Report each line of the data that includes the word "средств".

[Begin Data rows]

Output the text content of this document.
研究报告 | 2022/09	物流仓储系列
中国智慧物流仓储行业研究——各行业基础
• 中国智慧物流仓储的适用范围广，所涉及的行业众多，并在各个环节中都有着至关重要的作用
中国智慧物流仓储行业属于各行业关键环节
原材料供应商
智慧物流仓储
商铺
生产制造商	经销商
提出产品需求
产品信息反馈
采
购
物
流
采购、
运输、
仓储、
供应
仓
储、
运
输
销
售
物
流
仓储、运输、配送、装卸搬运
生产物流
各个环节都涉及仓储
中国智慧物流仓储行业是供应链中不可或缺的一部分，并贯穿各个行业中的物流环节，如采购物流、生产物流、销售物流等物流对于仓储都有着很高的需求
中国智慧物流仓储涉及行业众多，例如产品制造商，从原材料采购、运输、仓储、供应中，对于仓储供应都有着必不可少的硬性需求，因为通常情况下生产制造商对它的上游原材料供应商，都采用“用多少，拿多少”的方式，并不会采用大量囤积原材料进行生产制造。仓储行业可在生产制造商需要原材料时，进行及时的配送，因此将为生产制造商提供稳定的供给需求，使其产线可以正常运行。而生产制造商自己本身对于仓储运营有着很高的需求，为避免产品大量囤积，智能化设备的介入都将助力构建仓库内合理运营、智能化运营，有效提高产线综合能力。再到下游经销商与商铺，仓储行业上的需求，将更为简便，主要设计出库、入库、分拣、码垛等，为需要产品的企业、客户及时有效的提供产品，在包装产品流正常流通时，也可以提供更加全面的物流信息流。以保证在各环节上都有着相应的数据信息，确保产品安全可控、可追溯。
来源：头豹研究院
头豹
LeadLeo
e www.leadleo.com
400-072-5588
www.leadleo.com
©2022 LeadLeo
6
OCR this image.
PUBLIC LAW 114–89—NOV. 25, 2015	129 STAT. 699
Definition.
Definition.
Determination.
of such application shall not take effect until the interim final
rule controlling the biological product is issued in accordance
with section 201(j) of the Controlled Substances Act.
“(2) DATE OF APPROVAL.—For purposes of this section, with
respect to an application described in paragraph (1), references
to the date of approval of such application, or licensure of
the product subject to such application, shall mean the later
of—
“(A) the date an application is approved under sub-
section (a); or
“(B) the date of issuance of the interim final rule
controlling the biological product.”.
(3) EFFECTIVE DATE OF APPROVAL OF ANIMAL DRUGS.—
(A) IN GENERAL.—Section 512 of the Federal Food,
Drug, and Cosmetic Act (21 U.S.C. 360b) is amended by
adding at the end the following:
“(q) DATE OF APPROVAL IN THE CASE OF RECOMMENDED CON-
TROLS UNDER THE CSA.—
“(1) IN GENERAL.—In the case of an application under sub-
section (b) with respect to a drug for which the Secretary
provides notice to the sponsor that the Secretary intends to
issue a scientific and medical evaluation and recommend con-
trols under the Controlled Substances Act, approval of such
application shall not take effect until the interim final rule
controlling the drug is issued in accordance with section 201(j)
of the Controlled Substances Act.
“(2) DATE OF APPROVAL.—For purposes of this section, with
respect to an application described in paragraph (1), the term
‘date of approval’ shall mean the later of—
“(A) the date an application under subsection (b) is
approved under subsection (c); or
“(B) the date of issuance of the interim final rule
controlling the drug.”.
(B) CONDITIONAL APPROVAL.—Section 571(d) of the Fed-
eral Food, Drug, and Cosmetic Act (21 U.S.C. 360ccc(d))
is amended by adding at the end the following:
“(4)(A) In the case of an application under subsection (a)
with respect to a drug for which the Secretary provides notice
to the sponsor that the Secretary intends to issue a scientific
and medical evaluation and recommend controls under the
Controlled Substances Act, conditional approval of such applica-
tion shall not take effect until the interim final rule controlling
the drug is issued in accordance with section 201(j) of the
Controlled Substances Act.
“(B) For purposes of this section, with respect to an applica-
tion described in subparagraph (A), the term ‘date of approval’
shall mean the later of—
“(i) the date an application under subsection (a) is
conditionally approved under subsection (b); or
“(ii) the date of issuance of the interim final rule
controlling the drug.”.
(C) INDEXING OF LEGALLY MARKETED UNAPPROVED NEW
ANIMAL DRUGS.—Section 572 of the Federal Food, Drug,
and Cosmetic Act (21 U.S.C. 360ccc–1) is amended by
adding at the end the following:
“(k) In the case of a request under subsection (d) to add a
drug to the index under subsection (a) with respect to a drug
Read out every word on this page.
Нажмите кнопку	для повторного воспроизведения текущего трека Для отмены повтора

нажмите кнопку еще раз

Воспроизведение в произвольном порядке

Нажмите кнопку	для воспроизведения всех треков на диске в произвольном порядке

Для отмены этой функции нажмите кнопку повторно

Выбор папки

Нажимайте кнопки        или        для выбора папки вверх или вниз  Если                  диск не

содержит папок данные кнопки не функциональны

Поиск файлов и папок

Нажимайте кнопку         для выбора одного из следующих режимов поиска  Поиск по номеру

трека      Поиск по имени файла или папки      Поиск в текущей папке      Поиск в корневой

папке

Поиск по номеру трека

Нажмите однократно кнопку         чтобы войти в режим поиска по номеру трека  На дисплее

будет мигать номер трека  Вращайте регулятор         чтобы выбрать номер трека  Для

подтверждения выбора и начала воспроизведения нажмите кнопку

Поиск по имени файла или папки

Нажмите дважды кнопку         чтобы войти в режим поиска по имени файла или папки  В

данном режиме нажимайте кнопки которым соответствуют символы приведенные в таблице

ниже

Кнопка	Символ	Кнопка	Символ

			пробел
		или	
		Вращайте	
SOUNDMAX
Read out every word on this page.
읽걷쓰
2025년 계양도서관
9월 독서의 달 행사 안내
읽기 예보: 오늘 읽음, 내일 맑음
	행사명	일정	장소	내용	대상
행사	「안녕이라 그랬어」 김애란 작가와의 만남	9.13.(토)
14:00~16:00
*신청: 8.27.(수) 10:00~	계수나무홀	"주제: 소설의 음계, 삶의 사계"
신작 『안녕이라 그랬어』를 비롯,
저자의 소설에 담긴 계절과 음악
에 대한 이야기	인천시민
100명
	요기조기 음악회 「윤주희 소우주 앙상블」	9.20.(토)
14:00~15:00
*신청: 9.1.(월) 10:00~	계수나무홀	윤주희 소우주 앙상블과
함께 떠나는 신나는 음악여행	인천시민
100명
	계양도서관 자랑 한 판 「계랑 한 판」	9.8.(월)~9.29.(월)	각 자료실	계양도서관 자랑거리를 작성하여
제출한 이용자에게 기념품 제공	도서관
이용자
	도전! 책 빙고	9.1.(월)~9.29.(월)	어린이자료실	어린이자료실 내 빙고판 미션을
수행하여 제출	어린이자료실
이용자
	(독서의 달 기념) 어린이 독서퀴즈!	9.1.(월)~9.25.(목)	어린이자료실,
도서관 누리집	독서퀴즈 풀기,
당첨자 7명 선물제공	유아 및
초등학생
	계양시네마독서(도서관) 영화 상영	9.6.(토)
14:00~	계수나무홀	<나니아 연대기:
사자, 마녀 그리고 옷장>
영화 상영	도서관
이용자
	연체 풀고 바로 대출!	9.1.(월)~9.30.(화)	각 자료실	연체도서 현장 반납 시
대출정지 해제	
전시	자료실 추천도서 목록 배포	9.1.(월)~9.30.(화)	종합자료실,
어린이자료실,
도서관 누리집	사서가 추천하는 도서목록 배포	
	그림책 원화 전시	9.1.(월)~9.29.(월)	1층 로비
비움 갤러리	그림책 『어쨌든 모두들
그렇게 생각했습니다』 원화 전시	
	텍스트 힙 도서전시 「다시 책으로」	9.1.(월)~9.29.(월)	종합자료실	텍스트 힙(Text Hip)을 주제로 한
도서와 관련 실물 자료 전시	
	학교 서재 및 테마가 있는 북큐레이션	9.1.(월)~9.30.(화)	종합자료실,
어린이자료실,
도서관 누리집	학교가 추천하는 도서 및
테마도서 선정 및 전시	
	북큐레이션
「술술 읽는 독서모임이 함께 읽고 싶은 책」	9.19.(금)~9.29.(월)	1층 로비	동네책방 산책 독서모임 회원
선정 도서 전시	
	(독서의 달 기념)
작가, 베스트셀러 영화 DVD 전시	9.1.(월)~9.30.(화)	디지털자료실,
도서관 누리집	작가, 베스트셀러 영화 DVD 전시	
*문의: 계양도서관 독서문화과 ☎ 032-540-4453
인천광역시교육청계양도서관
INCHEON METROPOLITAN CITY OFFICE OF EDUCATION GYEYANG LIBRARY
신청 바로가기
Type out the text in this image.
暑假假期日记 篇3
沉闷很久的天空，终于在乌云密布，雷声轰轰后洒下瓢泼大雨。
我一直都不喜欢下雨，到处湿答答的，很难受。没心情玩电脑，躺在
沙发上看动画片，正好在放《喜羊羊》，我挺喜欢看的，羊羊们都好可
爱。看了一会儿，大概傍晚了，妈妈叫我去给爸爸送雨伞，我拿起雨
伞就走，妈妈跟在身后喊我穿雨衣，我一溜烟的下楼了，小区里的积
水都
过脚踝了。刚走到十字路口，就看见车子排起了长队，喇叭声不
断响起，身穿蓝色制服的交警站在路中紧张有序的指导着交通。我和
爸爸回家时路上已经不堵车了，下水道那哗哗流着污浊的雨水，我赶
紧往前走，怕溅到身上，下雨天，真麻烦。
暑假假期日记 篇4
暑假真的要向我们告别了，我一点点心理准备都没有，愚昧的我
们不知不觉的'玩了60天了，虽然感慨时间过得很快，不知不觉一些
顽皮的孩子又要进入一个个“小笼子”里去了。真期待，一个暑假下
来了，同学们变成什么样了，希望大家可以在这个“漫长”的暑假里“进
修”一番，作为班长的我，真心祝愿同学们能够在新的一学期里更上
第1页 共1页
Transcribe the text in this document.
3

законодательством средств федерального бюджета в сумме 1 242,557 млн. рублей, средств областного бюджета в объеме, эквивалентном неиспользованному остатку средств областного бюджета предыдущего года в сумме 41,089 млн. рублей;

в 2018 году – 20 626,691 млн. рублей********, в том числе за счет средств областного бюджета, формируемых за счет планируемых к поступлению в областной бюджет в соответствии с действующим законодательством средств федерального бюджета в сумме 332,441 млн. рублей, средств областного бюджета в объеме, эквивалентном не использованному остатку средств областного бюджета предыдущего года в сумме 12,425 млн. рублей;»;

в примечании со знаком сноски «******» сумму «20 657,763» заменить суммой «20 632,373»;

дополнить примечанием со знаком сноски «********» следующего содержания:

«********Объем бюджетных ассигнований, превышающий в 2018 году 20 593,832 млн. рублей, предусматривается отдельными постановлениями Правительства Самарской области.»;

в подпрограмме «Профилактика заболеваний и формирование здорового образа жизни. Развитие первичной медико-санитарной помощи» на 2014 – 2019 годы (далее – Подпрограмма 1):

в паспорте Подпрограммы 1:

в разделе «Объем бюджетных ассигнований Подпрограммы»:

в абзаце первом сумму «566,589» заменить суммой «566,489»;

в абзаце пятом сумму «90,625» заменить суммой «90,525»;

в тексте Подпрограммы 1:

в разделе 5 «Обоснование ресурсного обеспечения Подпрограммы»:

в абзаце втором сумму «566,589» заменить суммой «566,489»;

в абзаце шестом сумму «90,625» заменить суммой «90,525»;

[End Data rows]

- Complete output -
законодательством средств федерального бюджета в сумме 1 242,557 млн. рублей, средств областного бюджета в объеме, эквивалентном неиспользованному остатку средств областного бюджета предыдущего года в сумме 41,089 млн. рублей;
в 2018 году – 20 626,691 млн. рублей********, в том числе за счет средств областного бюджета, формируемых за счет планируемых к поступлению в областной бюджет в соответствии с действующим законодательством средств федерального бюджета в сумме 332,441 млн. рублей, средств областного бюджета в объеме, эквивалентном не использованному остатку средств областного бюджета предыдущего года в сумме 12,425 млн. рублей;»;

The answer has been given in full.